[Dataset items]
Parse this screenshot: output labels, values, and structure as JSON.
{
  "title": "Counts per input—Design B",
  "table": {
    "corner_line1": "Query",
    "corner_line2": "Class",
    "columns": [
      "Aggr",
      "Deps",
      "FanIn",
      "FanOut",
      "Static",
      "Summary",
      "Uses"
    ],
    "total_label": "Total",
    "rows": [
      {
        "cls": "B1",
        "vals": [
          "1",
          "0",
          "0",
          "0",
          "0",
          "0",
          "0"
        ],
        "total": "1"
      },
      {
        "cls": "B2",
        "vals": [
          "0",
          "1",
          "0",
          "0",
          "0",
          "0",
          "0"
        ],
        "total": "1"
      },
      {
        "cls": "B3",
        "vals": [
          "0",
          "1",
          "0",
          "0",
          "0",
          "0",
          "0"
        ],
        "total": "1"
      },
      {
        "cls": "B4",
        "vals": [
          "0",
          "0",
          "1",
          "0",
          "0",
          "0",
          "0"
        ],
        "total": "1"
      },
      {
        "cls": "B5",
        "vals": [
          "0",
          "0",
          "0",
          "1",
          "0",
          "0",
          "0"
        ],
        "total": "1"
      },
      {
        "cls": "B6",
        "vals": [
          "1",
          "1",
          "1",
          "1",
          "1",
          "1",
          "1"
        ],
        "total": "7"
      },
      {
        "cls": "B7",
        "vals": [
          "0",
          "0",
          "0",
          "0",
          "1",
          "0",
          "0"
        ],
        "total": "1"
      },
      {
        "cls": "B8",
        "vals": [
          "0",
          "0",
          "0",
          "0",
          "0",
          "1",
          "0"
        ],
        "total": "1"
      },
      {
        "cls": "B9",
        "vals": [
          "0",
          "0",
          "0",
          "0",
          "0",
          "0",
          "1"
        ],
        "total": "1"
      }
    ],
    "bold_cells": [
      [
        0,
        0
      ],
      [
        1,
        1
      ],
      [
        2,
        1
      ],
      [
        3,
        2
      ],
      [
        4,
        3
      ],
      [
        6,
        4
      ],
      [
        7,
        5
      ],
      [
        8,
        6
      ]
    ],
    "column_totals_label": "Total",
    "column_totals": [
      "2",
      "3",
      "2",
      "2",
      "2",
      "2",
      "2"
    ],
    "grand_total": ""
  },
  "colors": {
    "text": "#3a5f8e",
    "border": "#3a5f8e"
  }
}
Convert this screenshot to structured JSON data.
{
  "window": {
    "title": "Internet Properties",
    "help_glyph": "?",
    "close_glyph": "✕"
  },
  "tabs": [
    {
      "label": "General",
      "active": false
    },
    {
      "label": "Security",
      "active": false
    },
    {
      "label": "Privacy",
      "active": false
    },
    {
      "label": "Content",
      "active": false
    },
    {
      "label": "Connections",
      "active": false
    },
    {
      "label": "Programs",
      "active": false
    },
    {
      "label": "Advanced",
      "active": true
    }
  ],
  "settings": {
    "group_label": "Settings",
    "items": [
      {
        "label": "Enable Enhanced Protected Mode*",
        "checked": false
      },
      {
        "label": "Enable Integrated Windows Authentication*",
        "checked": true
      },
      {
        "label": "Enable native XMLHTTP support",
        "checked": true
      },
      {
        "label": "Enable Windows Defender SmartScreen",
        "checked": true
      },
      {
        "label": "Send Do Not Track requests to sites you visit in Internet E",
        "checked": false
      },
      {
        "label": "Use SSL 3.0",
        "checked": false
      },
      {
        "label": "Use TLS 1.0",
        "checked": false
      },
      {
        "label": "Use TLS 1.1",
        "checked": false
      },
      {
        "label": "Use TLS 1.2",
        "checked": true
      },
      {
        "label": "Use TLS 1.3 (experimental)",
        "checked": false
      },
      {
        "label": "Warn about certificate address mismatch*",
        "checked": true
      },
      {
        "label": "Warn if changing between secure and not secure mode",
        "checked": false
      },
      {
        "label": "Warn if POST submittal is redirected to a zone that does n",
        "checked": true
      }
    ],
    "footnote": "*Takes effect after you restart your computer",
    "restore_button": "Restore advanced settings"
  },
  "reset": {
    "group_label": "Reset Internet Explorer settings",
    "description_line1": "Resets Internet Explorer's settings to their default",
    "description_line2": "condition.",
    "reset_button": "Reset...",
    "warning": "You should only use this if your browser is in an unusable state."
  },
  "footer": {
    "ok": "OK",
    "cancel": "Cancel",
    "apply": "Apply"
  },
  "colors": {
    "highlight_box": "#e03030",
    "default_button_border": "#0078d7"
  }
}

--

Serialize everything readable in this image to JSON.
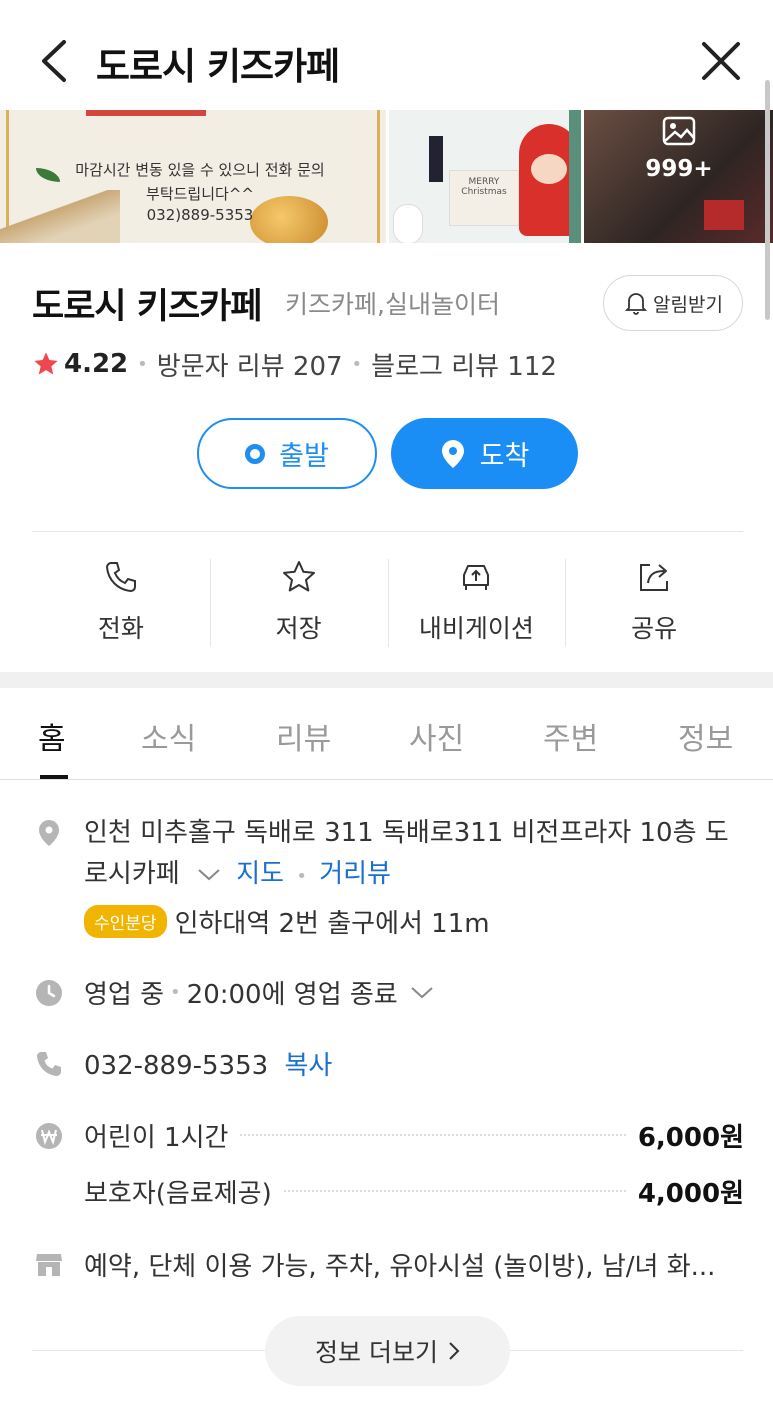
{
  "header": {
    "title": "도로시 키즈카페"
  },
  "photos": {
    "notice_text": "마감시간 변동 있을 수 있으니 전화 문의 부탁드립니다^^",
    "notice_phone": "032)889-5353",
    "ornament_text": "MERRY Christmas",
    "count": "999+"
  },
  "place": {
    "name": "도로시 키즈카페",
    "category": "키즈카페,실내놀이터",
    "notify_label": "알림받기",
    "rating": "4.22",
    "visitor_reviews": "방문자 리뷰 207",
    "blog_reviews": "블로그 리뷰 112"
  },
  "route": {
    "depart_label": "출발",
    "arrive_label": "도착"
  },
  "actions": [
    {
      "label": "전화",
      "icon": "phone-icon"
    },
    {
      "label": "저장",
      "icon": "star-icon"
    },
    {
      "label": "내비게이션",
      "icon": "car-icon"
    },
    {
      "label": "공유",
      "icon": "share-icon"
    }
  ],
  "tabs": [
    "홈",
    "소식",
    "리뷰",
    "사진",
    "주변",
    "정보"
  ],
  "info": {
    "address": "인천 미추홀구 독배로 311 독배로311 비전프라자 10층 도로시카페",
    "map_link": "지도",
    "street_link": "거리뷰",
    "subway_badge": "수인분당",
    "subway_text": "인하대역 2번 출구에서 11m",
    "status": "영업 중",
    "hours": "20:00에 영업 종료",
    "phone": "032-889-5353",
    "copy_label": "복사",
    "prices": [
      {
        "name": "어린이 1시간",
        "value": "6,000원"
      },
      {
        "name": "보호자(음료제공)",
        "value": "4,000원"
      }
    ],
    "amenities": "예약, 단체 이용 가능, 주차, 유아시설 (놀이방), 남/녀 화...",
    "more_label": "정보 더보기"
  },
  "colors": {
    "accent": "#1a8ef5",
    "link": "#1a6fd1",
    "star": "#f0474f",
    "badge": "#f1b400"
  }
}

---

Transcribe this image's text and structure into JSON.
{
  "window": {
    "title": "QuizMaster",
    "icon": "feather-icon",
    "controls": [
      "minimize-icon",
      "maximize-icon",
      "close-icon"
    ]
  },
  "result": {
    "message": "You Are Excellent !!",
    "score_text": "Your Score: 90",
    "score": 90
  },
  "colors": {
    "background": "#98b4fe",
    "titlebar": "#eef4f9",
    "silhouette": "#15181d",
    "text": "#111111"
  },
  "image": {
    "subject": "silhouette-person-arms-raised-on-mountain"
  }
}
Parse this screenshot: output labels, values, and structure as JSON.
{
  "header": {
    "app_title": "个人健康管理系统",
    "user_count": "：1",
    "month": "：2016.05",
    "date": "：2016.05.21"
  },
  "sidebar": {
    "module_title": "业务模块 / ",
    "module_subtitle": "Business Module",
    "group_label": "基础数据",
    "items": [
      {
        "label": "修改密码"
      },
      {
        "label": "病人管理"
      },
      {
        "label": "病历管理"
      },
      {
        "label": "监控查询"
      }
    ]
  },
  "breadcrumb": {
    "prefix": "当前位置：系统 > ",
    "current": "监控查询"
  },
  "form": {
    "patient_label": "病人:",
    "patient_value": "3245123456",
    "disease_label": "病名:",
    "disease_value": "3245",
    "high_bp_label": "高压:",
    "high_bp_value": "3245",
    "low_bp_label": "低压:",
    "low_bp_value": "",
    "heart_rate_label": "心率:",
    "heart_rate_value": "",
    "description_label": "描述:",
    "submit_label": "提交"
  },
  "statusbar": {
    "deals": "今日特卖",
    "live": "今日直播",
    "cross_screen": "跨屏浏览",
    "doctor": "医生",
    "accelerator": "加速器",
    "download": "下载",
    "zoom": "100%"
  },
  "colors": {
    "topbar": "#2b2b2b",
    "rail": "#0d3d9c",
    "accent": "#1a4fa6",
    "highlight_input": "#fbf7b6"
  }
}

_What is needed_. Select every line of the records holding the string "image".

_Final result_.
Serialize everything readable in this image to JSON.
Transcribe this image's text and structure into JSON.
  "image": {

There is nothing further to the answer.